— AUFGABE —
Welches Gericht hat laut dem Auszug über die Anträge der Parteien den Gerichtsbescheid erlassen, dessen Aufhebung der Kläger beantragt?

Der Kläger beantragt – sinngemäß und sachdienlich gefasst –,

 

den Gerichtsbescheid des Sozialgerichts Chemnitz vom 28. November 2022 aufzuheben und die Beklagte zu verurteilen, den Feststellungsbescheid vom 18. Juli 2006 in der Fassung der Neufeststellungsbescheide vom 11. Mai 2017 und vom 4. Dezember 2017 in der Gestalt des Widerspruchsbescheides vom 13. April 2018 abzuändern und Jahresendprämien in den Zuflussjahren 1970 bis 1979, Treuegeld in den Zuflussjahren 1972 bis 1990, Brigadeprämien in den Zuflussjahren 1971 bis 1990, Neuerervergütungen in den Zuflussjahren 1970 bis 1972, 1978, 1980 und 1985 bis 1986 sowie sonstigen Prämien und Zulagen in den Zuflussjahren 1977, 1981, 1985 und 1987 als weitere Entgelte im Rahmen der nachgewiesenen Zusatzversorgungszeiten festzustellen.

 

Die Beklagte beantragt,

 

die Berufung zurückzuweisen.

— BEREITGESTELLTES MATERIAL —

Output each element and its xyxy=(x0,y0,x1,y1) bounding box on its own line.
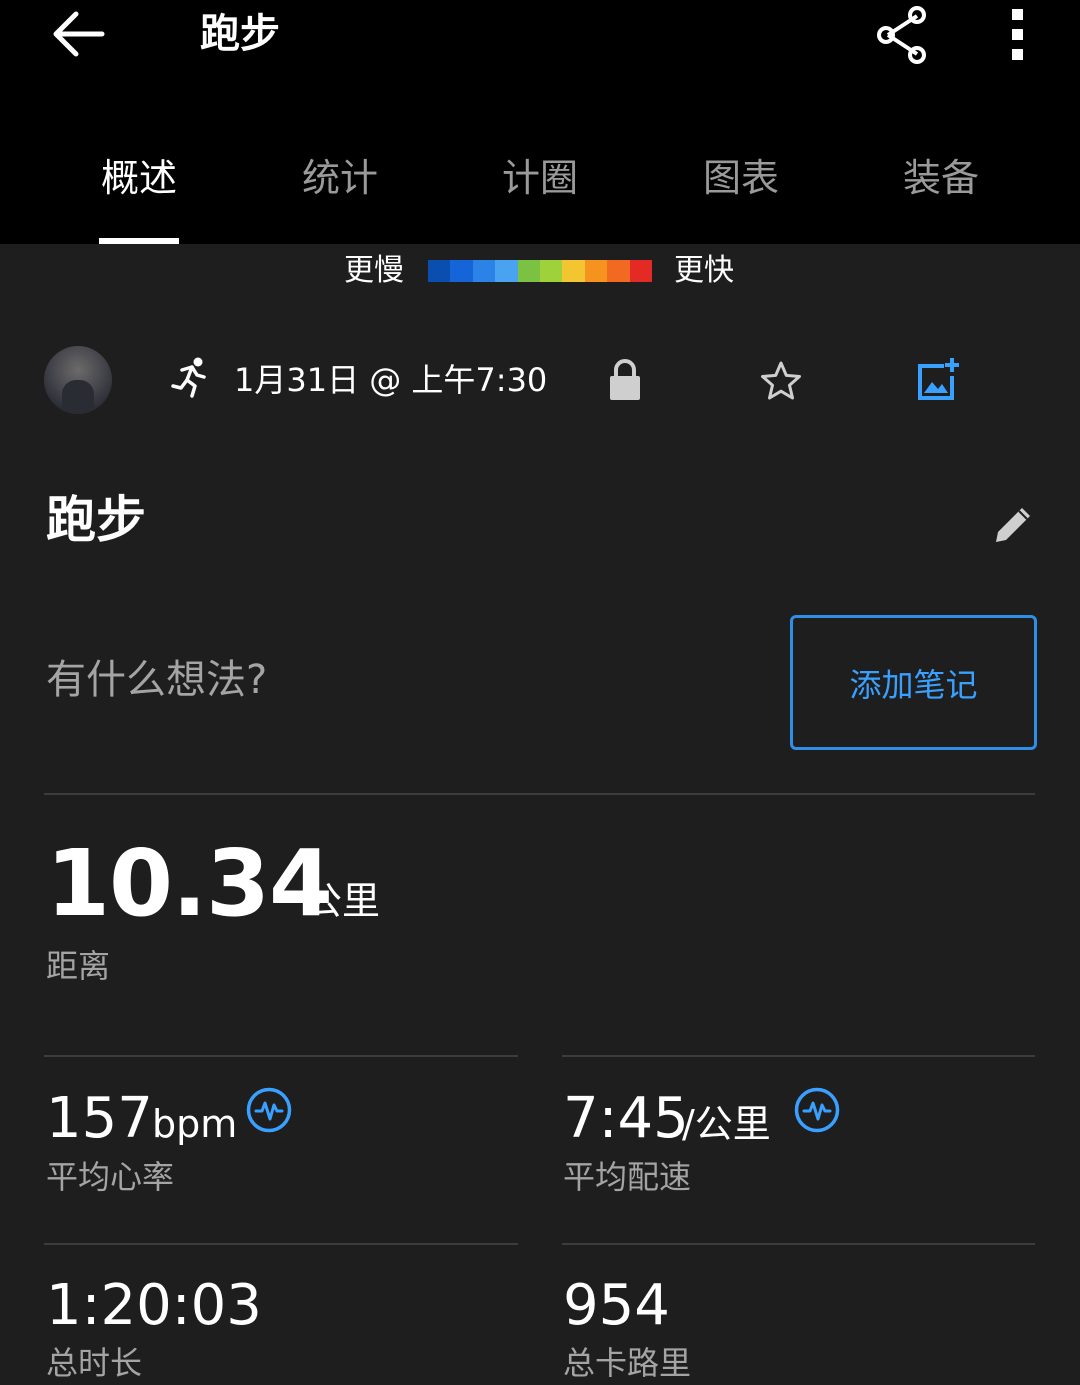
share-button[interactable] xyxy=(870,2,934,66)
back-button[interactable] xyxy=(46,6,110,62)
divider xyxy=(44,1243,518,1245)
avg-pace-value: 7:45 xyxy=(563,1086,689,1151)
distance-unit: 公里 xyxy=(304,879,381,923)
divider xyxy=(44,1055,518,1057)
user-avatar[interactable] xyxy=(44,346,112,414)
app-header: 跑步 概述 统计 计圈 图表 装备 xyxy=(0,0,1080,244)
tab-charts[interactable]: 图表 xyxy=(641,152,841,204)
privacy-button[interactable] xyxy=(606,358,644,402)
edit-icon xyxy=(996,508,1030,542)
arrow-back-icon xyxy=(53,11,105,57)
star-outline-icon xyxy=(761,361,801,400)
favorite-button[interactable] xyxy=(758,358,804,404)
pace-legend: 更慢 更快 xyxy=(0,244,1080,300)
pace-color-segment xyxy=(562,260,585,282)
tab-stats[interactable]: 统计 xyxy=(240,152,440,204)
tab-laps[interactable]: 计圈 xyxy=(440,152,640,204)
activity-name: 跑步 xyxy=(46,491,146,549)
pace-color-segment xyxy=(584,260,608,282)
total-time-value: 1:20:03 xyxy=(46,1273,262,1338)
divider xyxy=(562,1055,1035,1057)
activity-meta-row: 1月31日 @ 上午7:30 xyxy=(0,340,1080,424)
distance-label: 距离 xyxy=(46,947,111,985)
tab-bar: 概述 统计 计圈 图表 装备 xyxy=(0,140,1080,244)
activity-date-time: 1月31日 @ 上午7:30 xyxy=(234,361,548,399)
total-calories-label: 总卡路里 xyxy=(563,1344,692,1382)
divider xyxy=(562,1243,1035,1245)
tab-gear[interactable]: 装备 xyxy=(841,152,1041,204)
pace-color-segment xyxy=(472,260,496,282)
note-prompt: 有什么想法? xyxy=(46,657,268,703)
heart-rate-badge-icon[interactable] xyxy=(245,1086,293,1134)
more-vert-icon xyxy=(1012,9,1023,60)
avg-pace-label: 平均配速 xyxy=(563,1158,692,1196)
legend-slow-label: 更慢 xyxy=(344,253,404,288)
total-time-label: 总时长 xyxy=(46,1344,143,1382)
pace-color-segment xyxy=(607,260,630,282)
pace-color-scale xyxy=(428,260,653,282)
pace-color-segment xyxy=(450,260,473,282)
pace-color-segment xyxy=(517,260,541,282)
more-options-button[interactable] xyxy=(996,2,1040,66)
pace-color-segment xyxy=(629,260,653,282)
divider xyxy=(44,793,1035,795)
total-calories-value: 954 xyxy=(563,1273,670,1338)
tab-overview[interactable]: 概述 xyxy=(39,152,239,204)
avg-heart-rate-value: 157 xyxy=(46,1086,153,1151)
page-title: 跑步 xyxy=(200,11,280,57)
avg-heart-rate-unit: bpm xyxy=(152,1102,238,1146)
distance-value: 10.34 xyxy=(46,830,333,937)
add-photo-icon xyxy=(918,358,959,400)
share-icon xyxy=(877,6,926,64)
lock-icon xyxy=(610,359,640,400)
legend-fast-label: 更快 xyxy=(674,253,734,288)
edit-name-button[interactable] xyxy=(988,500,1038,550)
running-icon xyxy=(171,357,206,398)
heart-rate-badge-icon[interactable] xyxy=(793,1086,841,1134)
avg-pace-unit: /公里 xyxy=(682,1102,771,1146)
pace-color-segment xyxy=(428,260,451,282)
add-note-button[interactable]: 添加笔记 xyxy=(790,615,1037,750)
pace-color-segment xyxy=(540,260,563,282)
add-photo-button[interactable] xyxy=(914,356,962,404)
avg-heart-rate-label: 平均心率 xyxy=(46,1158,175,1196)
pace-color-segment xyxy=(495,260,518,282)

— AUSGEARBEITETE LÖSUNG —
Das Sozialgericht Chemnitz, mit Gerichtsbescheid vom 28. November 2022.